— START OF Given data —
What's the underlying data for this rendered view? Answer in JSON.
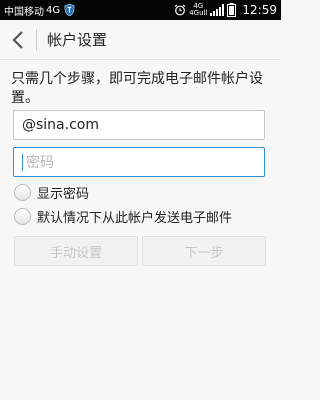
{
  "status_bar": {
    "carrier": "中国移动",
    "network": "4G",
    "network_secondary": "4G",
    "network_tertiary": "4Gull",
    "time": "12:59",
    "icons": [
      "shield-icon",
      "alarm-icon",
      "signal-icon",
      "battery-icon"
    ]
  },
  "app_bar": {
    "title": "帐户设置",
    "back_icon": "chevron-left-icon"
  },
  "intro_text": "只需几个步骤，即可完成电子邮件帐户设置。",
  "form": {
    "email_value": "@sina.com",
    "password_placeholder": "密码",
    "show_password_label": "显示密码",
    "default_send_label": "默认情况下从此帐户发送电子邮件"
  },
  "buttons": {
    "manual_label": "手动设置",
    "next_label": "下一步"
  },
  "colors": {
    "accent": "#2f8fd8",
    "statusbar_bg": "#050505",
    "page_bg": "#f7f7f7"
  }
}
— END OF Given data —
→ **What you need to do**
Except for the pictures, copy every line of the records above exactly.

→ **Reply**
What's the underlying data for this rendered view? Answer in JSON.
{
  "status_bar": {
    "carrier": "中国移动",
    "network": "4G",
    "network_secondary": "4G",
    "network_tertiary": "4Gull",
    "time": "12:59",
    "icons": [
      "shield-icon",
      "alarm-icon",
      "signal-icon",
      "battery-icon"
    ]
  },
  "app_bar": {
    "title": "帐户设置",
    "back_icon": "chevron-left-icon"
  },
  "intro_text": "只需几个步骤，即可完成电子邮件帐户设置。",
  "form": {
    "email_value": "@sina.com",
    "password_placeholder": "密码",
    "show_password_label": "显示密码",
    "default_send_label": "默认情况下从此帐户发送电子邮件"
  },
  "buttons": {
    "manual_label": "手动设置",
    "next_label": "下一步"
  },
  "colors": {
    "accent": "#2f8fd8",
    "statusbar_bg": "#050505",
    "page_bg": "#f7f7f7"
  }
}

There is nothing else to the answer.